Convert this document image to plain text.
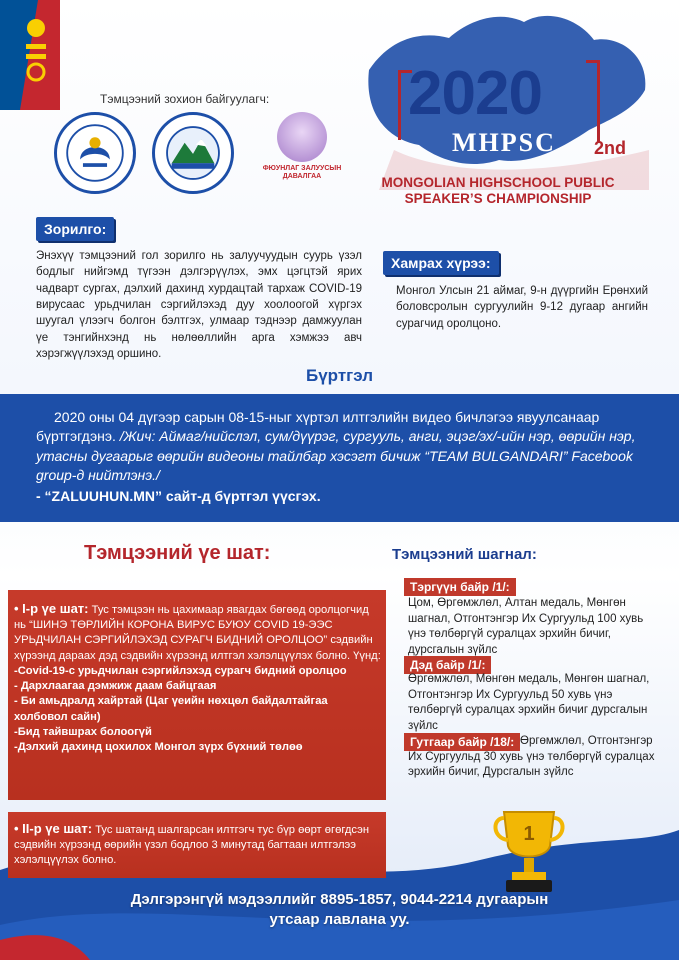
Тэмцээний зохион байгуулагч:
ФЮУНЛАГ ЗАЛУУСЫН ДАВАЛГАА
2020
MHPSC 2nd
MONGOLIAN HIGHSCHOOL PUBLIC SPEAKER’S CHAMPIONSHIP
Зорилго:
Энэхүү тэмцээний гол зорилго нь залуучуудын суурь үзэл бодлыг нийгэмд түгээн дэлгэрүүлэх, эмх цэгцтэй ярих чадварт сургах, дэлхий дахинд хурдацтай тархаж COVID-19 вирусаас урьдчилан сэргийлэхэд дуу хоолоогой хүргэх шуугал үлээгч болгон бэлтгэх, улмаар тэднээр дамжуулан үе тэнгийнхэнд нь нөлөөллийн арга хэмжээ авч хэрэгжүүлэхэд оршино.
Хамрах хүрээ:
Монгол Улсын 21 аймаг, 9-н дүүргийн Ерөнхий боловсролын сургуулийн 9-12 дугаар ангийн сурагчид оролцоно.
Бүртгэл
2020 оны 04 дүгээр сарын 08-15-ныг хүртэл илтгэлийн видео бичлэгээ явуулсанаар бүртгэгдэнэ. /Жич: Аймаг/нийслэл, сум/дүүрэг, сургууль, анги, эцэг/эх/-ийн нэр, өөрийн нэр, утасны дугаарыг өөрийн видеоны тайлбар хэсэгт бичиж “TEAM BULGANDARI” Facebook group-д нийтлэнэ./
- “ZALUUHUN.MN” сайт-д бүртгэл үүсгэх.
Тэмцээний үе шат:
• I-р үе шат: Тус тэмцээн нь цахимаар явагдах бөгөөд оролцогчид нь “ШИНЭ ТӨРЛИЙН КОРОНА ВИРУС БУЮУ COVID 19-ЭЭС УРЬДЧИЛАН СЭРГИЙЛЭХЭД СУРАГЧ БИДНИЙ ОРОЛЦОО” сэдвийн хүрээнд дараах дэд сэдвийн хүрээнд илтгэл хэлэлцүүлэх болно. Үүнд:
-Covid-19-с урьдчилан сэргийлэхэд сурагч бидний оролцоо
- Дархлаагаа дэмжиж даам байцгаая
- Би амьдралд хайртай (Цаг үеийн нөхцөл байдалтайгаа холбовол сайн)
-Бид тайвшрах болоогүй
-Дэлхий дахинд цохилох Монгол зүрх бүхний төлөө
• II-р үе шат: Тус шатанд шалгарсан илтгэгч тус бүр өөрт өгөгдсэн сэдвийн хүрээнд өөрийн үзэл бодлоо 3 минутад багтаан илтгэлээ хэлэлцүүлэх болно.
Тэмцээний шагнал:
Тэргүүн байр /1/:
Цом, Өргөмжлөл, Алтан медаль, Мөнгөн шагнал, Отгонтэнгэр Их Сургуульд 100 хувь үнэ төлбөргүй суралцах эрхийн бичиг, дурсгалын зүйлс
Дэд байр /1/:
Өргөмжлөл, Мөнгөн медаль, Мөнгөн шагнал, Отгонтэнгэр Их Сургуульд 50 хувь үнэ төлбөргүй суралцах эрхийн бичиг дурсгалын зүйлс
Гутгаар байр /18/: Өргөмжлөл, Отгонтэнгэр Их Сургуульд 30 хувь үнэ төлбөргүй суралцах эрхийн бичиг, Дурсгалын зүйлс
1
Дэлгэрэнгүй мэдээллийг 8895-1857, 9044-2214 дугаарын
утсаар лавлана уу.
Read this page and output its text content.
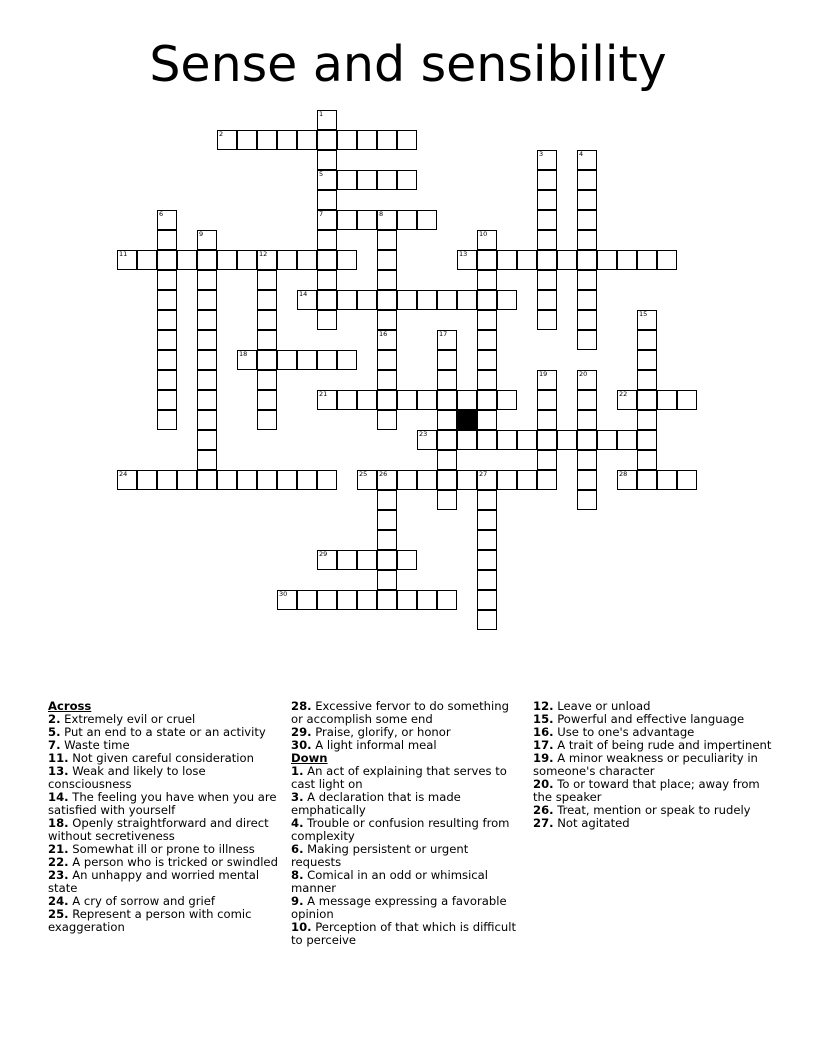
Sense and sensibility
1
5
7
2
3	4
6	8
16
9	10
11	12	13
14
15
17
18
19	20
21	22
23
24	25 26	27	28
29
30
Across
2. Extremely evil or cruel
5. Put an end to a state or an activity
7. Waste time
11. Not given careful consideration
13. Weak and likely to lose consciousness
14. The feeling you have when you are satisfied with yourself
18. Openly straightforward and direct without secretiveness
21. Somewhat ill or prone to illness
22. A person who is tricked or swindled
23. An unhappy and worried mental state
24. A cry of sorrow and grief
25. Represent a person with comic exaggeration
28. Excessive fervor to do something or accomplish some end
29. Praise, glorify, or honor
30. A light informal meal
Down
1. An act of explaining that serves to cast light on
3. A declaration that is made emphatically
4. Trouble or confusion resulting from complexity
6. Making persistent or urgent requests
8. Comical in an odd or whimsical manner
9. A message expressing a favorable opinion
10. Perception of that which is difficult to perceive
12. Leave or unload
15. Powerful and effective language
16. Use to one's advantage
17. A trait of being rude and impertinent
19. A minor weakness or peculiarity in someone's character
20. To or toward that place; away from the speaker
26. Treat, mention or speak to rudely
27. Not agitated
----------------
● Exercise task:
Copy all lines of the material above where the string "хувь" occurs.

● Exercise answer:
Цом, Өргөмжлөл, Алтан медаль, Мөнгөн шагнал, Отгонтэнгэр Их Сургуульд 100 хувь үнэ төлбөргүй суралцах эрхийн бичиг, дурсгалын зүйлс
Өргөмжлөл, Мөнгөн медаль, Мөнгөн шагнал, Отгонтэнгэр Их Сургуульд 50 хувь үнэ төлбөргүй суралцах эрхийн бичиг дурсгалын зүйлс
Гутгаар байр /18/: Өргөмжлөл, Отгонтэнгэр Их Сургуульд 30 хувь үнэ төлбөргүй суралцах эрхийн бичиг, Дурсгалын зүйлс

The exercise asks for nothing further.